━━━ Supplied data ━━━

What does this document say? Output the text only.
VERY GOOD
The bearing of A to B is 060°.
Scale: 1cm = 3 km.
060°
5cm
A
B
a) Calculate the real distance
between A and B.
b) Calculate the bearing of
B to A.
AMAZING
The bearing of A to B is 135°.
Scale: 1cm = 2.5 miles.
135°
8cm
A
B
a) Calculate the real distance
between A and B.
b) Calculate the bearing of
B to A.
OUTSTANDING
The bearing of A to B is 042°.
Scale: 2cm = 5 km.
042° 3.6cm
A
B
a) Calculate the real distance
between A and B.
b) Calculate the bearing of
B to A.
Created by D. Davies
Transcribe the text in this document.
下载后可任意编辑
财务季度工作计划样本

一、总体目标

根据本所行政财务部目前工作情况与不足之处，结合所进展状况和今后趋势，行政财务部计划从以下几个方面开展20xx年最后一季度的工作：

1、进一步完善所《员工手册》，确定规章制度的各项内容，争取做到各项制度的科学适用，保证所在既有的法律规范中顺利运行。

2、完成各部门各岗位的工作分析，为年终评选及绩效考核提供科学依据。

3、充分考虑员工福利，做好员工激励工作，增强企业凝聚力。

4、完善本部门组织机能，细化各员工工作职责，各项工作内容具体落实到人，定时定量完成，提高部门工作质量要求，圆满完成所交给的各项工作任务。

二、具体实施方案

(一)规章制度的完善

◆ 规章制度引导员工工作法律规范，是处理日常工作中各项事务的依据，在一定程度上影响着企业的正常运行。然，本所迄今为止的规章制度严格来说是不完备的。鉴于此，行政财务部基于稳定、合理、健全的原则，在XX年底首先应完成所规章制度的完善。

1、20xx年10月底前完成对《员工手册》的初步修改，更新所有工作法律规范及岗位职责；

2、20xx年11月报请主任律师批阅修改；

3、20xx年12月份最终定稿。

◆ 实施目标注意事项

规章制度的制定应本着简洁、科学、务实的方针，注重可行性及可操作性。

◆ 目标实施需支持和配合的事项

━━━

Directions: Exactly as shown above, return every record.

Output below:
What does this document say? Output the text only.
VERY GOOD
The bearing of A to B is 060°.
Scale: 1cm = 3 km.
060°
5cm
A
B
a) Calculate the real distance
between A and B.
b) Calculate the bearing of
B to A.
AMAZING
The bearing of A to B is 135°.
Scale: 1cm = 2.5 miles.
135°
8cm
A
B
a) Calculate the real distance
between A and B.
b) Calculate the bearing of
B to A.
OUTSTANDING
The bearing of A to B is 042°.
Scale: 2cm = 5 km.
042° 3.6cm
A
B
a) Calculate the real distance
between A and B.
b) Calculate the bearing of
B to A.
Created by D. Davies
Transcribe the text in this document.
下载后可任意编辑
财务季度工作计划样本

一、总体目标

根据本所行政财务部目前工作情况与不足之处，结合所进展状况和今后趋势，行政财务部计划从以下几个方面开展20xx年最后一季度的工作：

1、进一步完善所《员工手册》，确定规章制度的各项内容，争取做到各项制度的科学适用，保证所在既有的法律规范中顺利运行。

2、完成各部门各岗位的工作分析，为年终评选及绩效考核提供科学依据。

3、充分考虑员工福利，做好员工激励工作，增强企业凝聚力。

4、完善本部门组织机能，细化各员工工作职责，各项工作内容具体落实到人，定时定量完成，提高部门工作质量要求，圆满完成所交给的各项工作任务。

二、具体实施方案

(一)规章制度的完善

◆ 规章制度引导员工工作法律规范，是处理日常工作中各项事务的依据，在一定程度上影响着企业的正常运行。然，本所迄今为止的规章制度严格来说是不完备的。鉴于此，行政财务部基于稳定、合理、健全的原则，在XX年底首先应完成所规章制度的完善。

1、20xx年10月底前完成对《员工手册》的初步修改，更新所有工作法律规范及岗位职责；

2、20xx年11月报请主任律师批阅修改；

3、20xx年12月份最终定稿。

◆ 实施目标注意事项

规章制度的制定应本着简洁、科学、务实的方针，注重可行性及可操作性。

◆ 目标实施需支持和配合的事项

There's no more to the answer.